Text provided -
RSA¶


References:

  • [GCAC] A Graduate Course in Applied Cryptography, Dan Boneh and Victor Shoup
  • [CINTA] A Computational Introduction to Number Theory and Algebra, Victor Shoup
  • [HAC] Handbook of Applied Cryptography, Alfred J. Menezes, Paul C. van Oorschot and Scott A. Vanstone
  • [ITMC] Introduction to Modern Cryptography, Jonathan Katz and Yehuda Lindell (3rd Edition)
  • Elementary number theory in sage

Dependencies:

This notebook uses sage math as kernel

In [1]:
import sage.misc.banner # sage math version info 
rchars = "┘─│┐┌└"
smallbanner = sage.misc.banner.banner_text(full=True)
for c in rchars:
    smallbanner = smallbanner.replace(c,"") # remove ascii art box
print(smallbanner)
#banner() # full banner with box
 SageMath version 9.5, Release Date: 2022-01-30                     
 Using Python 3.10.12. Type "help()" for help.                      

RSA - Rivest Shamir Adelman¶

  • Rivest Shamir Adelman (RSA) - Adi Shamir, Ron Rivest, Leonard Adelman (all MIT at that time)
  • Algorithm first published 1977 "A Method for Obtaining Digital Signatures and Public-key Cryptosystems" ($\approx$28 K citations)
    • since 1969 the British signals intelligence GCHQ knew about public-key cryptography (first RSA then DH like)
  • Key (modulus) length of $ 2048$ bits still considered secure [ref]

    number systems

    (image source)

Trapdoor function¶

A trapdoor function is a triple of efficient algorithms $\langle G,F,F^{-1} \rangle$ where:

  • $G()$ is a key generation algorithm that outputs $(pk,sk)$
  • $F(pk,\cdot)$ the $pk$ defines a mapping function $X \to Y$
  • $F^{-1}(sk,\cdot)$ defines a function $Y \to X$ that inverts $F(pk,\cdot)$

It holds that $\forall(pk,sk)$ that are the output of $G()$: $$ \forall x \in X: F^{-1}(sk, F(pk,x)) = x $$ Note: If both sets are equal ($X = Y$) then then it is a trapdoor permutation. A secure trapdoor function/permutation is one-way without the trapdoor $sk$

Trapdoor function¶

RSA_trapdoor

RSA - Trapdoor permutation¶

The RSA trapdoor permutation is a triple of efficient algorithms $\langle G,F,F^{-1} \rangle$

  • $G()$ key generation function:
    • Choose two random primes $p,q$ of at least $ 1024 $ bit each and compute the $ 2048 $ bit modulus $n =pq $
    • Choose integers $e,d$ such that $e\cdot d = 1 \pmod{\varphi(n)}$
      • There are some commonly used values for $ e $ such as $ e = 3 $ or $ e = 2^{16} + 1 = 65537$
    • Output $pk = (n,e)$ and $sk=(n,d)$
      • The variabel $ e $ is called the encryption exponent and $ d $ is called the decryption exponent.

Provided records -
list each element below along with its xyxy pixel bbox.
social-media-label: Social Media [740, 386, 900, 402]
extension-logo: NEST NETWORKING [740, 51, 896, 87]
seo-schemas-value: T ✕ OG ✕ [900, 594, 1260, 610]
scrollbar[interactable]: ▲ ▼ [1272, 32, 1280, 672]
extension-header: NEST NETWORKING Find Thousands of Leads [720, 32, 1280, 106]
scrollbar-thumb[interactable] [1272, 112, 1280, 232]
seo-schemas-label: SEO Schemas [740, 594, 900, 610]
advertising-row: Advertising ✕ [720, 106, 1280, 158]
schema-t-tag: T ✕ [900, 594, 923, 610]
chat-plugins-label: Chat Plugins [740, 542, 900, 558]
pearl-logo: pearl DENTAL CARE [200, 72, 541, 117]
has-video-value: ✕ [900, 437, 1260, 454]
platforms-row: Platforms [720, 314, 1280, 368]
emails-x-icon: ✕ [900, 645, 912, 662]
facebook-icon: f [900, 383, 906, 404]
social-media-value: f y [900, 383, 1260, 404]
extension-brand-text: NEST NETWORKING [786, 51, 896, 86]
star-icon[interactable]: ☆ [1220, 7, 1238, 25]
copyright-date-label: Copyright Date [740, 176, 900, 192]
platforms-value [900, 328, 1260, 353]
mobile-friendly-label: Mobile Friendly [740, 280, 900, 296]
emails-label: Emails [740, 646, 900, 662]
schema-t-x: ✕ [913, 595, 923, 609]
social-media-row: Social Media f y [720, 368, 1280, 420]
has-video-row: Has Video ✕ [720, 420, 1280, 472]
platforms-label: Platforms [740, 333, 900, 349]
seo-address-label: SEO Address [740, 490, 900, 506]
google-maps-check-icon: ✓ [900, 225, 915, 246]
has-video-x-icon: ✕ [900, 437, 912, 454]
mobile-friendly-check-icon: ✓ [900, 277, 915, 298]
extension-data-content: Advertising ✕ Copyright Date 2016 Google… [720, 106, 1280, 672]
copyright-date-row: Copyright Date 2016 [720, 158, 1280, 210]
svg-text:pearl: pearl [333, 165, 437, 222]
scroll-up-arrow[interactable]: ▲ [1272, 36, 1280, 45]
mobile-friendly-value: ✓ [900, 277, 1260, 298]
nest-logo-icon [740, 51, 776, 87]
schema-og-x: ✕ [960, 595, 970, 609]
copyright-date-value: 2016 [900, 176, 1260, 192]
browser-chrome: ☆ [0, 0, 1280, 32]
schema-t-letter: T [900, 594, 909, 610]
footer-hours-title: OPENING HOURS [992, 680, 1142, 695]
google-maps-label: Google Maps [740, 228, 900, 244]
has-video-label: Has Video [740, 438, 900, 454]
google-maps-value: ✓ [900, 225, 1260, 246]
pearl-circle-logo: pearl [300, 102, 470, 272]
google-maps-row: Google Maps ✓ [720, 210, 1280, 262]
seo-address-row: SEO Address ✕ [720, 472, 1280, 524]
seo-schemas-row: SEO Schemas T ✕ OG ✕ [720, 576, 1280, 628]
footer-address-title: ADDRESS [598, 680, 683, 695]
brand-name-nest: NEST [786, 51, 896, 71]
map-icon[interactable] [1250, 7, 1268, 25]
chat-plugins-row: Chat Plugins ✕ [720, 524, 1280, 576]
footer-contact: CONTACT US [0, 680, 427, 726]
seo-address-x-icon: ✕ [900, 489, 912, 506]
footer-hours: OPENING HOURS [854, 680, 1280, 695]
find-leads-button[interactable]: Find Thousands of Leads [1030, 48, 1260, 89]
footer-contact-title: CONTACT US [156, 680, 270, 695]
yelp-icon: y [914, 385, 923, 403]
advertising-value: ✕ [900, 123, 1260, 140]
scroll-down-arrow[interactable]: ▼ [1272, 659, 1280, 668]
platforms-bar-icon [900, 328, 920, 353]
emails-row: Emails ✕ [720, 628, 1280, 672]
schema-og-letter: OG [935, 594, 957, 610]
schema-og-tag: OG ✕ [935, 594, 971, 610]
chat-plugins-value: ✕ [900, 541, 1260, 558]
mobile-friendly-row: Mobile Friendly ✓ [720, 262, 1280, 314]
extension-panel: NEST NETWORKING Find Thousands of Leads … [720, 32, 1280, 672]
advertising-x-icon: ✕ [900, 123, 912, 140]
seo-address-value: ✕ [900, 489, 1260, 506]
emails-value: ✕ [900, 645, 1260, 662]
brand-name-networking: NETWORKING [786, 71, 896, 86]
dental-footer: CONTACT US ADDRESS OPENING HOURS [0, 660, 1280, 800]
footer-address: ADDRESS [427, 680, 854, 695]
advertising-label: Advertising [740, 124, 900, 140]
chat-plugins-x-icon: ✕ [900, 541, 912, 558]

Tasks to complete -
1: From the RSA notebook, copy word for word the part that opens with the words containing "smallbanner = sage.misc.banner.banner_text(full=True)" and closes with "print(smallbanner)".
2: Put this sentence from the RSA notebook into Spanish: "This notebook uses sage math as kernel"
3: Using the RSA notebook, answer briefly:
(a) In what year was the RSA algorithm first published?
(b) What key (modulus) length is still considered secure?
(c) Which commonly used values for e are given?
Answer from the RSA notebook alone.

Solutions to the problems -
1:
smallbanner = sage.misc.banner.banner_text(full=True)
for c in rchars:
    smallbanner = smallbanner.replace(c,"") # remove ascii art box
print(smallbanner)

2: Este cuaderno usa sage math como kernel

3:
(a) 1977
(b) 2048 bits
(c) e = 3 or e = 2^16 + 1 = 65537